◆ Exercise objective: Without the images, output each record below as it stands.

◆ Data rows:
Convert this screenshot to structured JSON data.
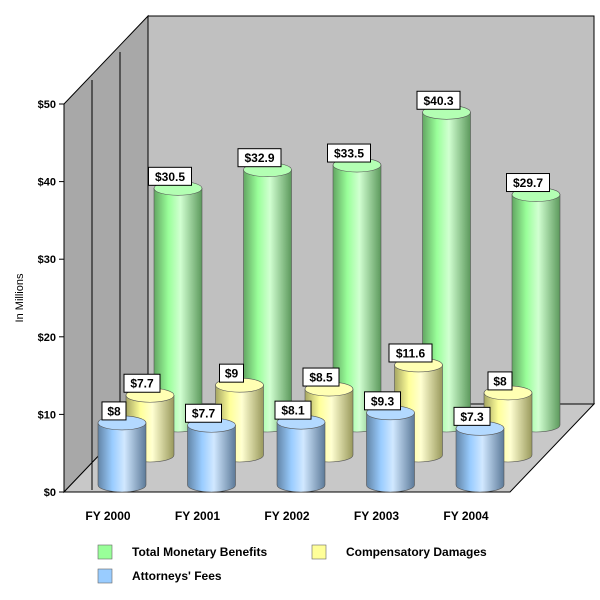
{
  "chart_data": {
    "type": "bar",
    "title": "",
    "xlabel": "",
    "ylabel": "In Millions",
    "ylim": [
      0,
      50
    ],
    "y_ticks": [
      "$0",
      "$10",
      "$20",
      "$30",
      "$40",
      "$50"
    ],
    "categories": [
      "FY 2000",
      "FY 2001",
      "FY 2002",
      "FY 2003",
      "FY 2004"
    ],
    "series": [
      {
        "name": "Total Monetary Benefits",
        "values": [
          30.5,
          32.9,
          33.5,
          40.3,
          29.7
        ],
        "labels": [
          "$30.5",
          "$32.9",
          "$33.5",
          "$40.3",
          "$29.7"
        ],
        "color": "#99ff99"
      },
      {
        "name": "Compensatory Damages",
        "values": [
          7.7,
          9,
          8.5,
          11.6,
          8
        ],
        "labels": [
          "$7.7",
          "$9",
          "$8.5",
          "$11.6",
          "$8"
        ],
        "color": "#ffff99"
      },
      {
        "name": "Attorneys' Fees",
        "values": [
          8,
          7.7,
          8.1,
          9.3,
          7.3
        ],
        "labels": [
          "$8",
          "$7.7",
          "$8.1",
          "$9.3",
          "$7.3"
        ],
        "color": "#99ccff"
      }
    ],
    "grid": false,
    "legend_position": "bottom",
    "style": "3d-cylinder"
  }
}
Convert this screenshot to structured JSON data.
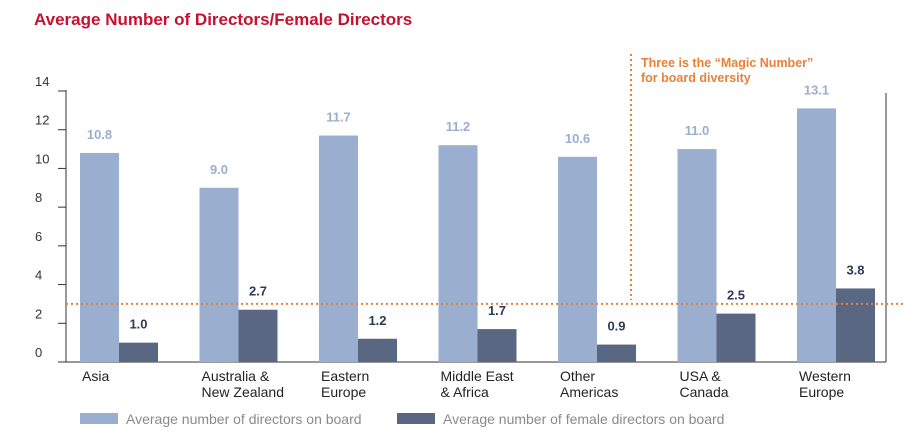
{
  "chart_data": {
    "type": "bar",
    "title": "Average Number of Directors/Female Directors",
    "categories": [
      "Asia",
      "Australia & New Zealand",
      "Eastern Europe",
      "Middle East & Africa",
      "Other Americas",
      "USA & Canada",
      "Western Europe"
    ],
    "category_lines": [
      [
        "Asia"
      ],
      [
        "Australia &",
        "New Zealand"
      ],
      [
        "Eastern",
        "Europe"
      ],
      [
        "Middle East",
        "& Africa"
      ],
      [
        "Other",
        "Americas"
      ],
      [
        "USA &",
        "Canada"
      ],
      [
        "Western",
        "Europe"
      ]
    ],
    "series": [
      {
        "name": "Average number of directors on board",
        "values": [
          10.8,
          9.0,
          11.7,
          11.2,
          10.6,
          11.0,
          13.1
        ],
        "color": "#9aaed0"
      },
      {
        "name": "Average number of female directors on board",
        "values": [
          1.0,
          2.7,
          1.2,
          1.7,
          0.9,
          2.5,
          3.8
        ],
        "color": "#5a6782"
      }
    ],
    "ylim": [
      0,
      14
    ],
    "yticks": [
      0,
      2,
      4,
      6,
      8,
      10,
      12,
      14
    ],
    "reference_line": {
      "value": 3,
      "color": "#e8803a"
    },
    "annotation": {
      "lines": [
        "Three is the “Magic Number”",
        "for board diversity"
      ],
      "color": "#e8803a"
    },
    "legend_position": "bottom",
    "grid": false,
    "label_color": "#2e3a55"
  }
}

◆ Exercise response:
Convert this screenshot to structured JSON data.
{
  "chart_data": {
    "type": "bar",
    "title": "",
    "xlabel": "",
    "ylabel": "In Millions",
    "ylim": [
      0,
      50
    ],
    "y_ticks": [
      "$0",
      "$10",
      "$20",
      "$30",
      "$40",
      "$50"
    ],
    "categories": [
      "FY 2000",
      "FY 2001",
      "FY 2002",
      "FY 2003",
      "FY 2004"
    ],
    "series": [
      {
        "name": "Total Monetary Benefits",
        "values": [
          30.5,
          32.9,
          33.5,
          40.3,
          29.7
        ],
        "labels": [
          "$30.5",
          "$32.9",
          "$33.5",
          "$40.3",
          "$29.7"
        ],
        "color": "#99ff99"
      },
      {
        "name": "Compensatory Damages",
        "values": [
          7.7,
          9,
          8.5,
          11.6,
          8
        ],
        "labels": [
          "$7.7",
          "$9",
          "$8.5",
          "$11.6",
          "$8"
        ],
        "color": "#ffff99"
      },
      {
        "name": "Attorneys' Fees",
        "values": [
          8,
          7.7,
          8.1,
          9.3,
          7.3
        ],
        "labels": [
          "$8",
          "$7.7",
          "$8.1",
          "$9.3",
          "$7.3"
        ],
        "color": "#99ccff"
      }
    ],
    "grid": false,
    "legend_position": "bottom",
    "style": "3d-cylinder"
  }
}
Convert this screenshot to structured JSON data.
{
  "chart_data": {
    "type": "bar",
    "title": "Average Number of Directors/Female Directors",
    "categories": [
      "Asia",
      "Australia & New Zealand",
      "Eastern Europe",
      "Middle East & Africa",
      "Other Americas",
      "USA & Canada",
      "Western Europe"
    ],
    "category_lines": [
      [
        "Asia"
      ],
      [
        "Australia &",
        "New Zealand"
      ],
      [
        "Eastern",
        "Europe"
      ],
      [
        "Middle East",
        "& Africa"
      ],
      [
        "Other",
        "Americas"
      ],
      [
        "USA &",
        "Canada"
      ],
      [
        "Western",
        "Europe"
      ]
    ],
    "series": [
      {
        "name": "Average number of directors on board",
        "values": [
          10.8,
          9.0,
          11.7,
          11.2,
          10.6,
          11.0,
          13.1
        ],
        "color": "#9aaed0"
      },
      {
        "name": "Average number of female directors on board",
        "values": [
          1.0,
          2.7,
          1.2,
          1.7,
          0.9,
          2.5,
          3.8
        ],
        "color": "#5a6782"
      }
    ],
    "ylim": [
      0,
      14
    ],
    "yticks": [
      0,
      2,
      4,
      6,
      8,
      10,
      12,
      14
    ],
    "reference_line": {
      "value": 3,
      "color": "#e8803a"
    },
    "annotation": {
      "lines": [
        "Three is the “Magic Number”",
        "for board diversity"
      ],
      "color": "#e8803a"
    },
    "legend_position": "bottom",
    "grid": false,
    "label_color": "#2e3a55"
  }
}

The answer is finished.